## YOUR INSTRUCTIONS
Look through the entries and report how many lines include the word "ylabel". Give the number alone.

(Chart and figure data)
-=-=-
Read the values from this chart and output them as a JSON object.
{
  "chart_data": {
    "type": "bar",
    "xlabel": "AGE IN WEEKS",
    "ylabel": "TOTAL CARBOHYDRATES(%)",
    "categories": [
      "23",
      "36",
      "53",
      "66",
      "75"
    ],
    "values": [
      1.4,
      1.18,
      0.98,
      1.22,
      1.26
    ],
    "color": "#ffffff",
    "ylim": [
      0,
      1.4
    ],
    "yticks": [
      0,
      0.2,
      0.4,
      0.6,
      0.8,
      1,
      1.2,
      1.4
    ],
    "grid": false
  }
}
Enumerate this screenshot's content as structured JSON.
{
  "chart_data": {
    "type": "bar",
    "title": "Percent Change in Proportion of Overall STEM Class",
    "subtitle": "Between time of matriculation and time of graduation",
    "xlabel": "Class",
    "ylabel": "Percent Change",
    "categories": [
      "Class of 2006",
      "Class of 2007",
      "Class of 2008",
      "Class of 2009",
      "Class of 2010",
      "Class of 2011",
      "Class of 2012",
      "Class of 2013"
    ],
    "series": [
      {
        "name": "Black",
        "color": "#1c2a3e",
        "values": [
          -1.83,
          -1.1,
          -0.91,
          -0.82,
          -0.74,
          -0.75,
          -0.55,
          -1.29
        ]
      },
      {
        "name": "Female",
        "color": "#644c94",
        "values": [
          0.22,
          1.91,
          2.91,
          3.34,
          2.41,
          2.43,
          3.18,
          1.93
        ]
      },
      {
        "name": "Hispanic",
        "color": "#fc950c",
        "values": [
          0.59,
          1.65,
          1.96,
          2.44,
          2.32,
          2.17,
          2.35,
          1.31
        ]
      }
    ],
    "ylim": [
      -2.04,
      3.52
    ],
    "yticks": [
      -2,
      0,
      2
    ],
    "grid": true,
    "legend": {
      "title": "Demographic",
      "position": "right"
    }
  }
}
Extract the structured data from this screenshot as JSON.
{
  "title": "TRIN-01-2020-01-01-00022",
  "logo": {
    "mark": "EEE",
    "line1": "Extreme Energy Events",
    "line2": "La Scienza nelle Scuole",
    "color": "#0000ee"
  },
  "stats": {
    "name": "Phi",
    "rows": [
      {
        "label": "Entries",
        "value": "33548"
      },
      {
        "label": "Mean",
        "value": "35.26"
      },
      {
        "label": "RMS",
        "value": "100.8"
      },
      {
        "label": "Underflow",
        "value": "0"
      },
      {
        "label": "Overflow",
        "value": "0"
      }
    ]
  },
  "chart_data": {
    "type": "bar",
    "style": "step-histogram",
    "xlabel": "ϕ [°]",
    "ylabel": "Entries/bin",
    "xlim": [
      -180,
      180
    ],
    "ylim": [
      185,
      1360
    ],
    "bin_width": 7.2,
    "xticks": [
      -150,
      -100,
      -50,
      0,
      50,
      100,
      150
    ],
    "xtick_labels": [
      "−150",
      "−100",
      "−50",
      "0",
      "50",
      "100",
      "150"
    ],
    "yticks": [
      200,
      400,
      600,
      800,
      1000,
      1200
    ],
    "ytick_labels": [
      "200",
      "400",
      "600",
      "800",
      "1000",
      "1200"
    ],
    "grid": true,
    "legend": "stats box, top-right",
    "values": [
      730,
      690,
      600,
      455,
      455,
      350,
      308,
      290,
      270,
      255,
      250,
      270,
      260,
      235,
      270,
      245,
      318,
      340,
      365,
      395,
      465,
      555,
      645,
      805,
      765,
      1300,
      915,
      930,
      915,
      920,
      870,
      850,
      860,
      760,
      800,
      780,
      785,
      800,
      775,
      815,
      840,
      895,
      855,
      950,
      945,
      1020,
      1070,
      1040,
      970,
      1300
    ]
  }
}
-=-=-
## FINAL RESULT
3